AIM OF THE EXERCISE -
Each entry below is to be written out exactly, and the pictures are to be left out.

GIVEN RECORDS -
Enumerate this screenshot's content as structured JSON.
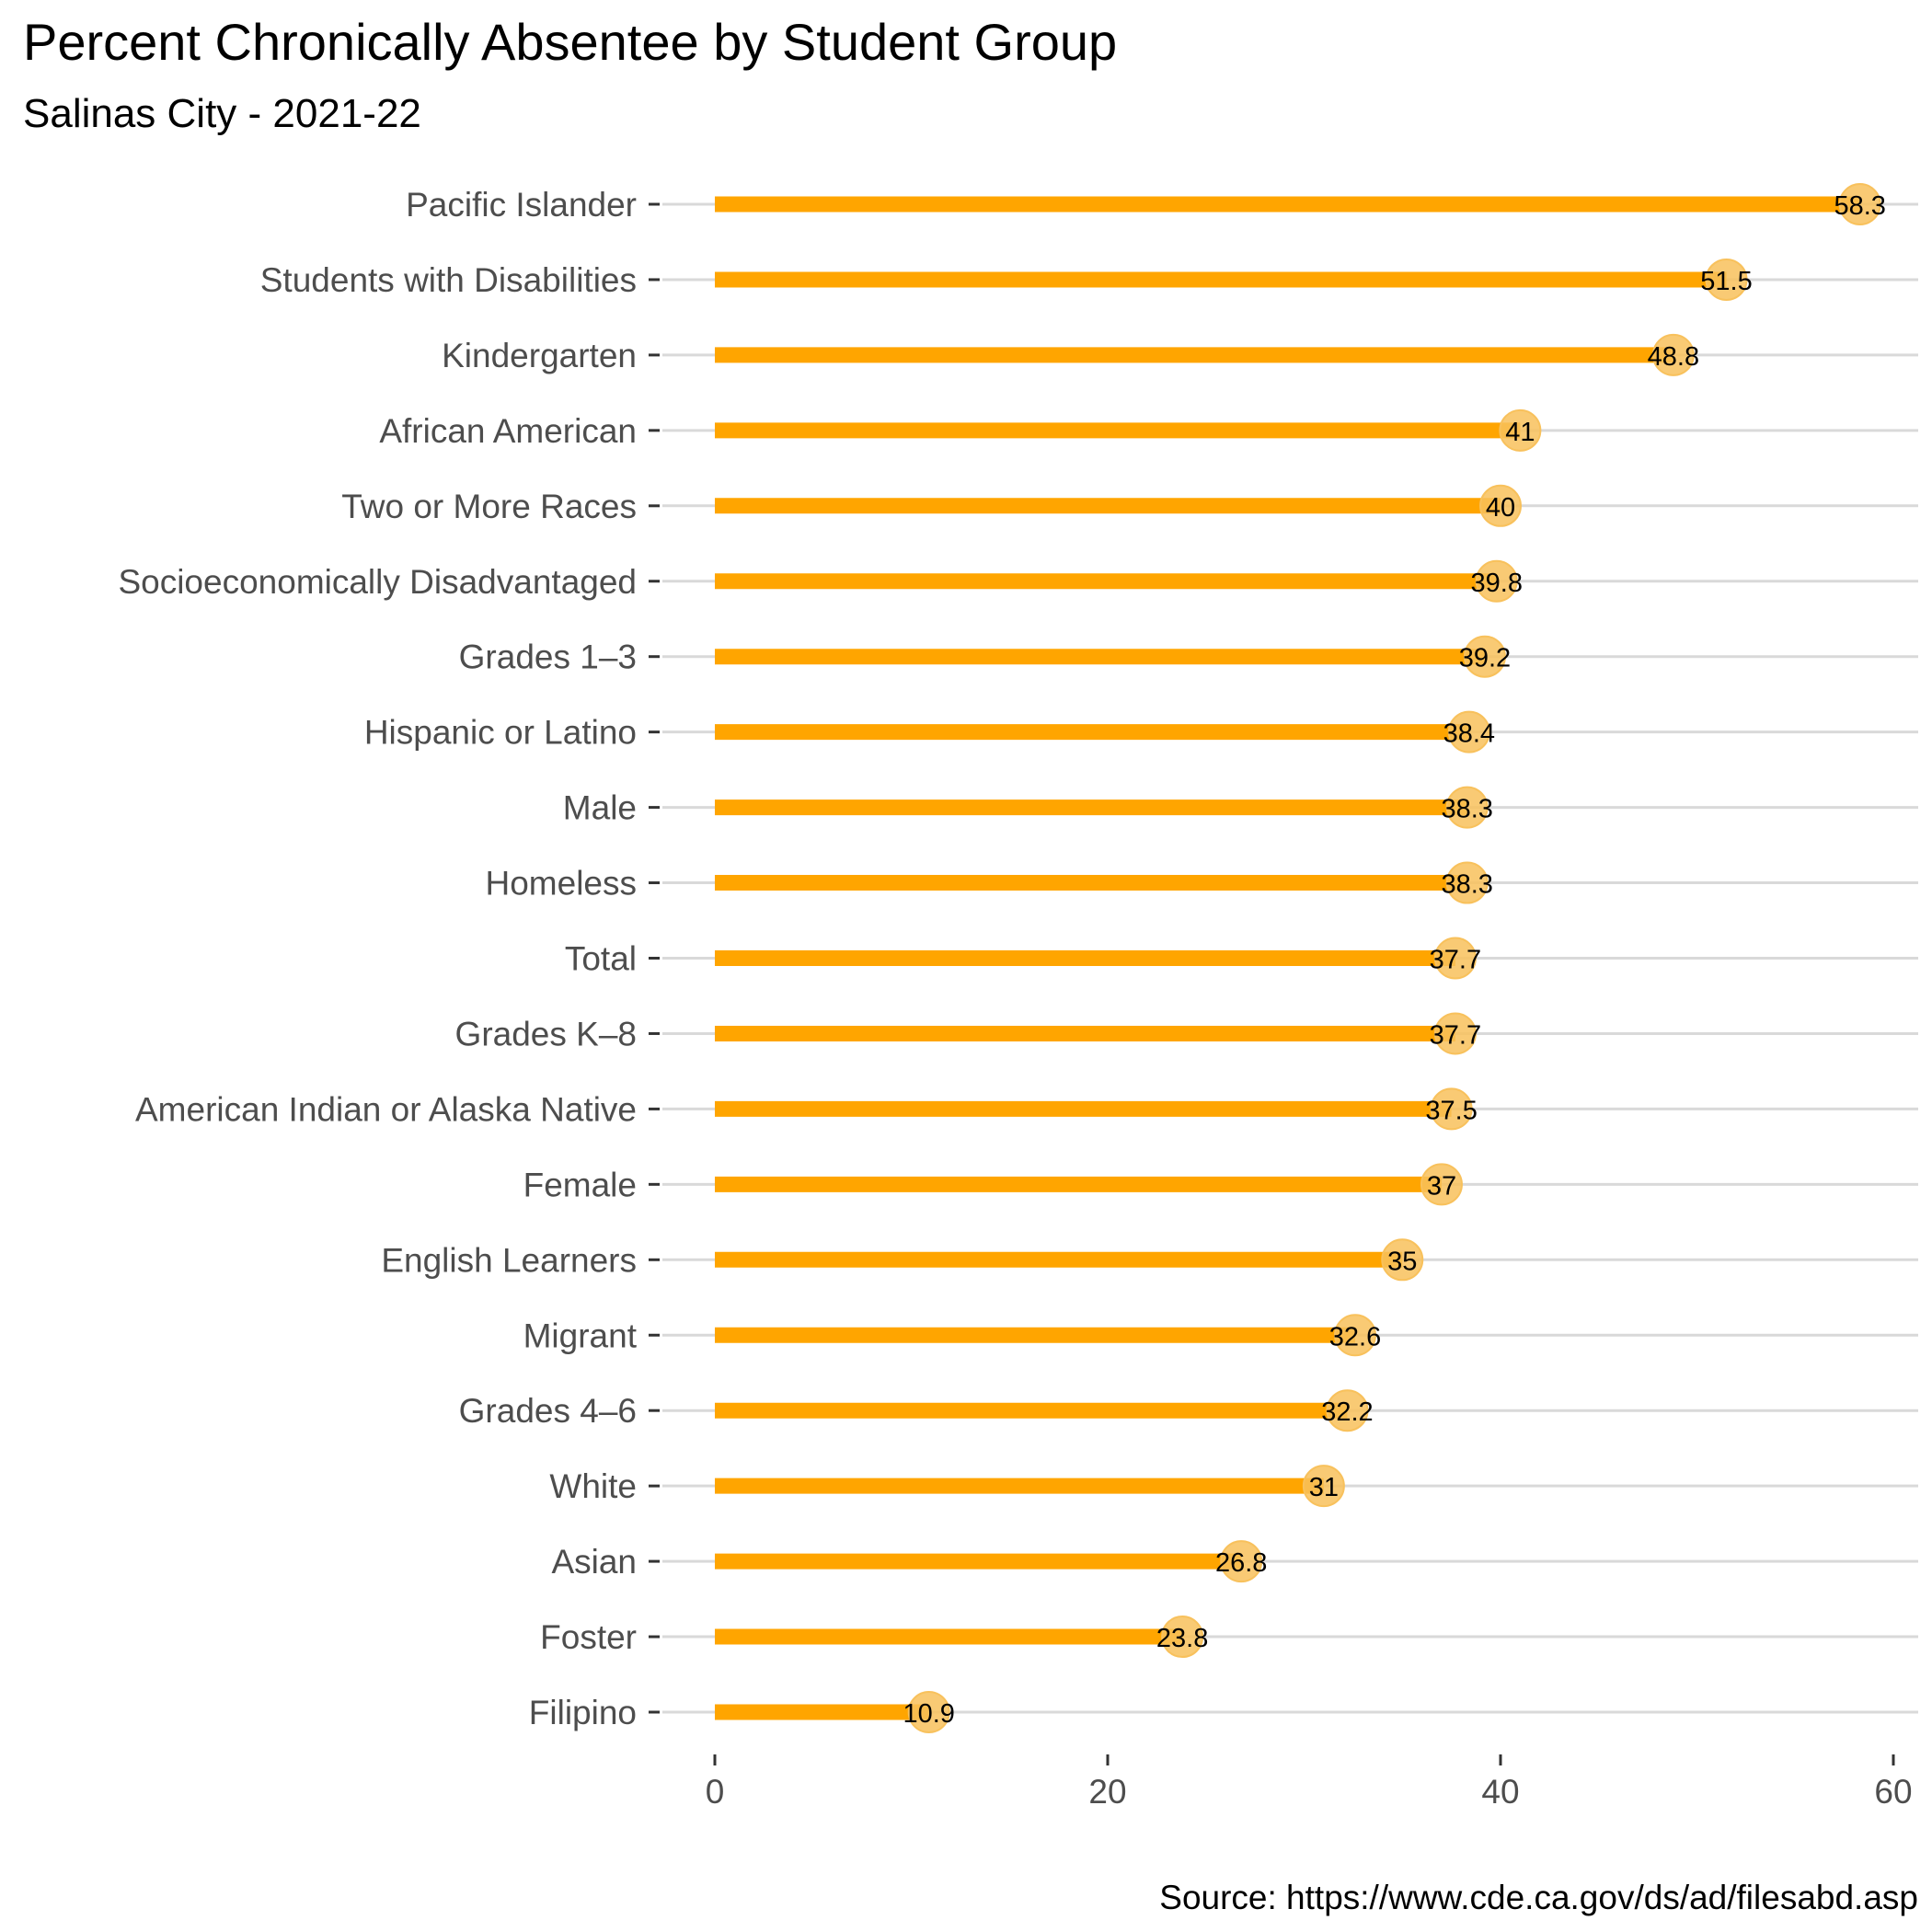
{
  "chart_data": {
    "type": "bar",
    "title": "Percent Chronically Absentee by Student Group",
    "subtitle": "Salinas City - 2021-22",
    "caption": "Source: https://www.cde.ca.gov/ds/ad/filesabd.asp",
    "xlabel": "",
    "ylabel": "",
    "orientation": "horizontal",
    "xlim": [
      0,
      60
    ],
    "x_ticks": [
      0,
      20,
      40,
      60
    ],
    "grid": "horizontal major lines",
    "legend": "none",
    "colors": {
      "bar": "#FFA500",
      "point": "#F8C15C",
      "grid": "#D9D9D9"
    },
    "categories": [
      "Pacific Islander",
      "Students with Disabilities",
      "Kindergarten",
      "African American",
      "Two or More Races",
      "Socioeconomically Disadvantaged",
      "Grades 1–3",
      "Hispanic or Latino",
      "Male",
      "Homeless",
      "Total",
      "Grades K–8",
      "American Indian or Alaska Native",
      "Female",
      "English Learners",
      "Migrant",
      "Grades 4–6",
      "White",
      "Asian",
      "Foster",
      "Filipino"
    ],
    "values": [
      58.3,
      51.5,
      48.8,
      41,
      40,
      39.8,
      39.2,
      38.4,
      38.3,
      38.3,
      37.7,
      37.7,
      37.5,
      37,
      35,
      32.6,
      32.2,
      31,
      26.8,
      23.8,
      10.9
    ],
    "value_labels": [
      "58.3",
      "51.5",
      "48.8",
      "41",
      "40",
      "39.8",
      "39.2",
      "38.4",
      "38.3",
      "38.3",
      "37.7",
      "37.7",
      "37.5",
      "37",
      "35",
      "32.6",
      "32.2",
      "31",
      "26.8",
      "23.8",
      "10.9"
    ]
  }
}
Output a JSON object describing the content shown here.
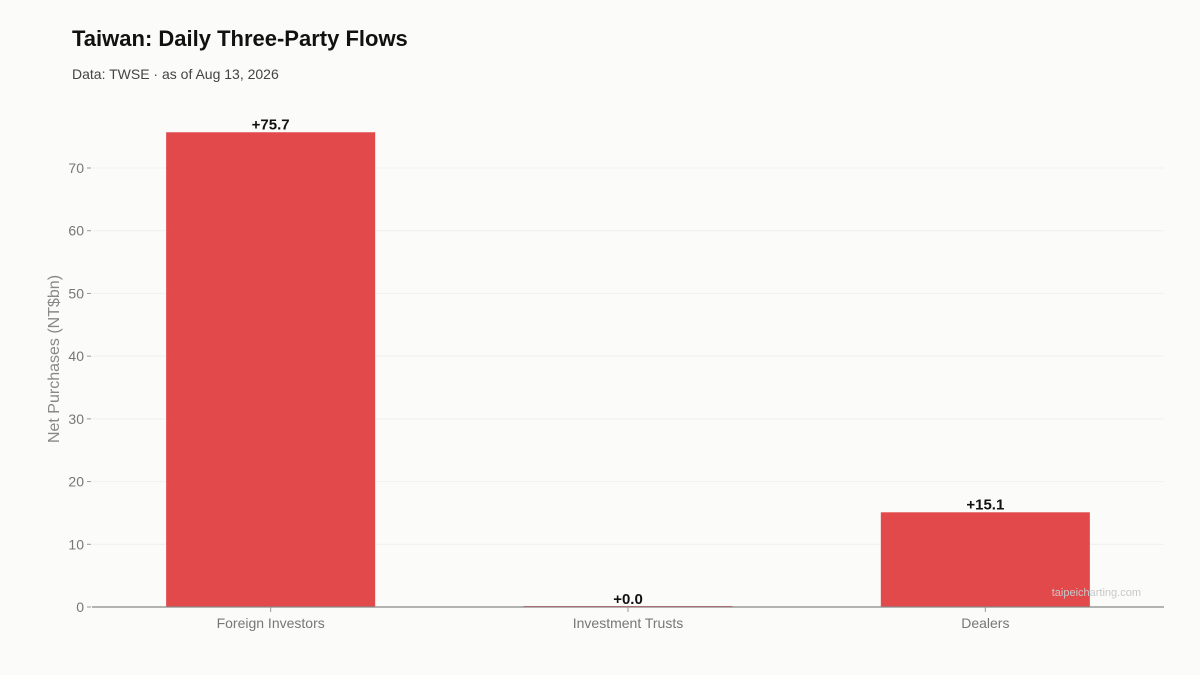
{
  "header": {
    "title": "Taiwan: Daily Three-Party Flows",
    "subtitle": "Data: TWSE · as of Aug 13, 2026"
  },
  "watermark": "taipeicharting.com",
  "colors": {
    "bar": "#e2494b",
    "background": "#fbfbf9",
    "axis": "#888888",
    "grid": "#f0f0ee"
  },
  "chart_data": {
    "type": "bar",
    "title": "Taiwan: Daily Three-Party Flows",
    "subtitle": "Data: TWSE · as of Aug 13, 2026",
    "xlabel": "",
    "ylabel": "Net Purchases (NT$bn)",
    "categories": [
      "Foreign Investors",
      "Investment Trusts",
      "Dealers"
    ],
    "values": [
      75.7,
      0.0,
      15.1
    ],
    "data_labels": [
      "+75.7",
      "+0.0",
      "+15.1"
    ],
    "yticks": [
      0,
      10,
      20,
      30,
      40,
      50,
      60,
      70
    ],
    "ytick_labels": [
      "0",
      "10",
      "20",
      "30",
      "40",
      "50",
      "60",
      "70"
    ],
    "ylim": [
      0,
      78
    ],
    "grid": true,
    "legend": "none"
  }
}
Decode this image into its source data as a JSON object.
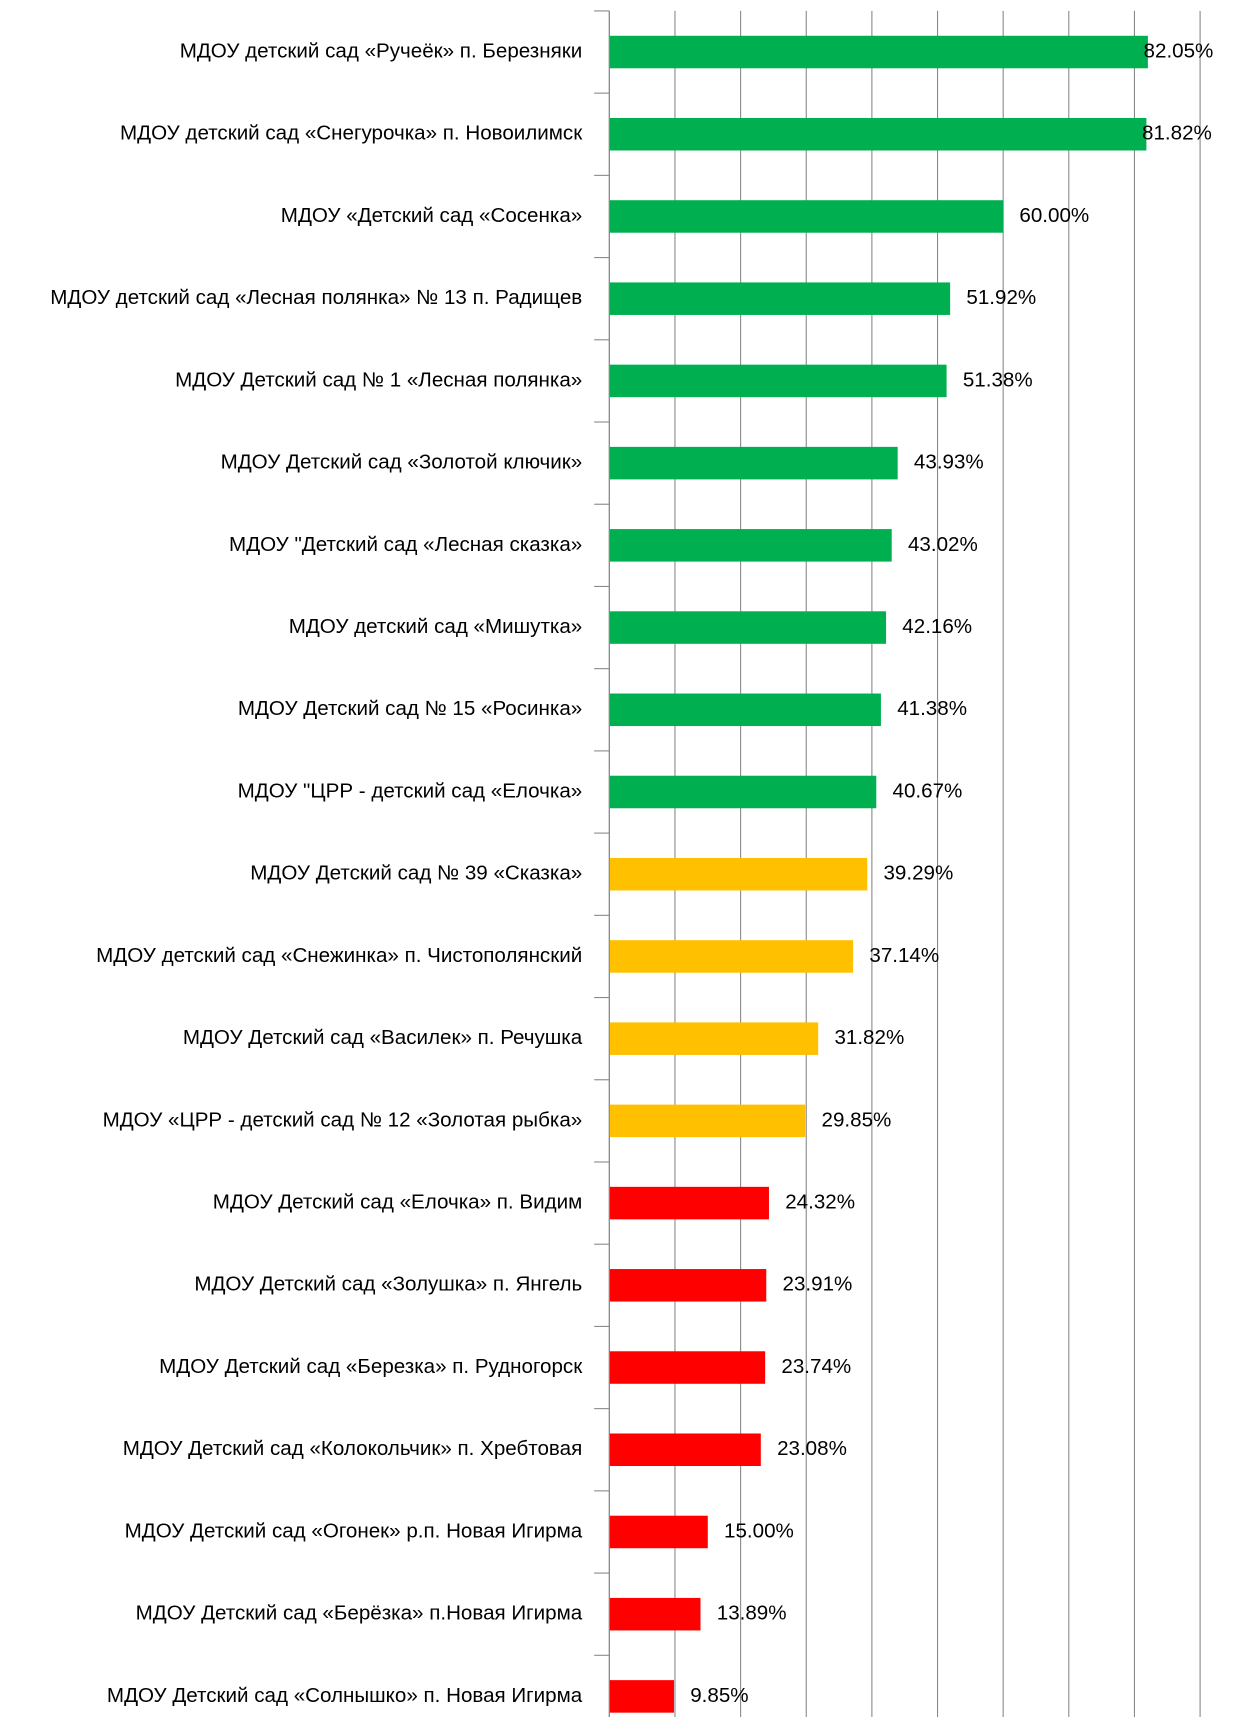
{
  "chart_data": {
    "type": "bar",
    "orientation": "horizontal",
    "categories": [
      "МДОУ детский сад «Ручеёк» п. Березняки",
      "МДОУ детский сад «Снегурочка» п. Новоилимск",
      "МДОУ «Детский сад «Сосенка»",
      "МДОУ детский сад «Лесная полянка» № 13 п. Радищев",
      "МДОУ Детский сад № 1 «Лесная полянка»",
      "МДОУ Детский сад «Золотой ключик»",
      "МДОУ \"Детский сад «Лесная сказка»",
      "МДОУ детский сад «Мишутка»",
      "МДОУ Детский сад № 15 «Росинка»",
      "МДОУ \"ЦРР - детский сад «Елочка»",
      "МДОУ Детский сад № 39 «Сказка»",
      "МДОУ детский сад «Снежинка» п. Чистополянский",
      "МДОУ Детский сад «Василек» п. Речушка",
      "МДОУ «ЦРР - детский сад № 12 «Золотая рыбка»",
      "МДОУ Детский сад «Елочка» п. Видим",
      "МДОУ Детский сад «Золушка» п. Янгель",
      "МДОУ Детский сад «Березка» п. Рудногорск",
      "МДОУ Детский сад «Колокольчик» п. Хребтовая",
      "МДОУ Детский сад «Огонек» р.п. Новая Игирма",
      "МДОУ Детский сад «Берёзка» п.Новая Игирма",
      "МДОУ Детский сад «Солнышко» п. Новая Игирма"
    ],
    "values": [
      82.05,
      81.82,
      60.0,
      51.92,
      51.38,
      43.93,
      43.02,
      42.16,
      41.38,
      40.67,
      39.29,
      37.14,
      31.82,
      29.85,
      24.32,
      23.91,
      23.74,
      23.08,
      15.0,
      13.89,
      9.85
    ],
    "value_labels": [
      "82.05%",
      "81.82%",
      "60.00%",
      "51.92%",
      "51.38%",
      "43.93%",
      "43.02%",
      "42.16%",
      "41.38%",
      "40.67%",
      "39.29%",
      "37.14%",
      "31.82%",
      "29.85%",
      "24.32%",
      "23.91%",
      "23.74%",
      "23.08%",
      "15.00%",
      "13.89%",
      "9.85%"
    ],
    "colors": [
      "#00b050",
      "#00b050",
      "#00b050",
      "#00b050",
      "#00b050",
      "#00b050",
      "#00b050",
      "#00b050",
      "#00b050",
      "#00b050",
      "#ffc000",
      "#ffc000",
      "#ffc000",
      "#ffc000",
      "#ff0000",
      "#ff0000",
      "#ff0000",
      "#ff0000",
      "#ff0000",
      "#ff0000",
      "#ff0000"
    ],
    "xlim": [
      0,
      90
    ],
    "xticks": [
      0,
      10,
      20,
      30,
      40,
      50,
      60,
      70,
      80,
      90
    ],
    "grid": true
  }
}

SOLUTION TO THIS TASK -
Enumerate this screenshot's content as structured JSON.
{
  "chart_data": {
    "type": "bar",
    "title": "Percent Chronically Absentee by Student Group",
    "subtitle": "Salinas City - 2021-22",
    "caption": "Source: https://www.cde.ca.gov/ds/ad/filesabd.asp",
    "xlabel": "",
    "ylabel": "",
    "orientation": "horizontal",
    "xlim": [
      0,
      60
    ],
    "x_ticks": [
      0,
      20,
      40,
      60
    ],
    "grid": "horizontal major lines",
    "legend": "none",
    "colors": {
      "bar": "#FFA500",
      "point": "#F8C15C",
      "grid": "#D9D9D9"
    },
    "categories": [
      "Pacific Islander",
      "Students with Disabilities",
      "Kindergarten",
      "African American",
      "Two or More Races",
      "Socioeconomically Disadvantaged",
      "Grades 1–3",
      "Hispanic or Latino",
      "Male",
      "Homeless",
      "Total",
      "Grades K–8",
      "American Indian or Alaska Native",
      "Female",
      "English Learners",
      "Migrant",
      "Grades 4–6",
      "White",
      "Asian",
      "Foster",
      "Filipino"
    ],
    "values": [
      58.3,
      51.5,
      48.8,
      41,
      40,
      39.8,
      39.2,
      38.4,
      38.3,
      38.3,
      37.7,
      37.7,
      37.5,
      37,
      35,
      32.6,
      32.2,
      31,
      26.8,
      23.8,
      10.9
    ],
    "value_labels": [
      "58.3",
      "51.5",
      "48.8",
      "41",
      "40",
      "39.8",
      "39.2",
      "38.4",
      "38.3",
      "38.3",
      "37.7",
      "37.7",
      "37.5",
      "37",
      "35",
      "32.6",
      "32.2",
      "31",
      "26.8",
      "23.8",
      "10.9"
    ]
  }
}
Output a JSON object describing the content shown here.
{
  "header": {
    "title": "Taiwan: Daily Three-Party Flows",
    "subtitle": "Data: TWSE · as of Aug 13, 2026"
  },
  "watermark": "taipeicharting.com",
  "colors": {
    "bar": "#e2494b",
    "background": "#fbfbf9",
    "axis": "#888888",
    "grid": "#f0f0ee"
  },
  "chart_data": {
    "type": "bar",
    "title": "Taiwan: Daily Three-Party Flows",
    "subtitle": "Data: TWSE · as of Aug 13, 2026",
    "xlabel": "",
    "ylabel": "Net Purchases (NT$bn)",
    "categories": [
      "Foreign Investors",
      "Investment Trusts",
      "Dealers"
    ],
    "values": [
      75.7,
      0.0,
      15.1
    ],
    "data_labels": [
      "+75.7",
      "+0.0",
      "+15.1"
    ],
    "yticks": [
      0,
      10,
      20,
      30,
      40,
      50,
      60,
      70
    ],
    "ytick_labels": [
      "0",
      "10",
      "20",
      "30",
      "40",
      "50",
      "60",
      "70"
    ],
    "ylim": [
      0,
      78
    ],
    "grid": true,
    "legend": "none"
  }
}
Decode this image into its source data as a JSON object.
{
  "chart_data": {
    "type": "bar",
    "orientation": "horizontal",
    "categories": [
      "МДОУ детский сад «Ручеёк» п. Березняки",
      "МДОУ детский сад «Снегурочка» п. Новоилимск",
      "МДОУ «Детский сад «Сосенка»",
      "МДОУ детский сад «Лесная полянка» № 13 п. Радищев",
      "МДОУ Детский сад № 1 «Лесная полянка»",
      "МДОУ Детский сад «Золотой ключик»",
      "МДОУ \"Детский сад «Лесная сказка»",
      "МДОУ детский сад «Мишутка»",
      "МДОУ Детский сад № 15 «Росинка»",
      "МДОУ \"ЦРР - детский сад «Елочка»",
      "МДОУ Детский сад № 39 «Сказка»",
      "МДОУ детский сад «Снежинка» п. Чистополянский",
      "МДОУ Детский сад «Василек» п. Речушка",
      "МДОУ «ЦРР - детский сад № 12 «Золотая рыбка»",
      "МДОУ Детский сад «Елочка» п. Видим",
      "МДОУ Детский сад «Золушка» п. Янгель",
      "МДОУ Детский сад «Березка» п. Рудногорск",
      "МДОУ Детский сад «Колокольчик» п. Хребтовая",
      "МДОУ Детский сад «Огонек» р.п. Новая Игирма",
      "МДОУ Детский сад «Берёзка» п.Новая Игирма",
      "МДОУ Детский сад «Солнышко» п. Новая Игирма"
    ],
    "values": [
      82.05,
      81.82,
      60.0,
      51.92,
      51.38,
      43.93,
      43.02,
      42.16,
      41.38,
      40.67,
      39.29,
      37.14,
      31.82,
      29.85,
      24.32,
      23.91,
      23.74,
      23.08,
      15.0,
      13.89,
      9.85
    ],
    "value_labels": [
      "82.05%",
      "81.82%",
      "60.00%",
      "51.92%",
      "51.38%",
      "43.93%",
      "43.02%",
      "42.16%",
      "41.38%",
      "40.67%",
      "39.29%",
      "37.14%",
      "31.82%",
      "29.85%",
      "24.32%",
      "23.91%",
      "23.74%",
      "23.08%",
      "15.00%",
      "13.89%",
      "9.85%"
    ],
    "colors": [
      "#00b050",
      "#00b050",
      "#00b050",
      "#00b050",
      "#00b050",
      "#00b050",
      "#00b050",
      "#00b050",
      "#00b050",
      "#00b050",
      "#ffc000",
      "#ffc000",
      "#ffc000",
      "#ffc000",
      "#ff0000",
      "#ff0000",
      "#ff0000",
      "#ff0000",
      "#ff0000",
      "#ff0000",
      "#ff0000"
    ],
    "xlim": [
      0,
      90
    ],
    "xticks": [
      0,
      10,
      20,
      30,
      40,
      50,
      60,
      70,
      80,
      90
    ],
    "grid": true
  }
}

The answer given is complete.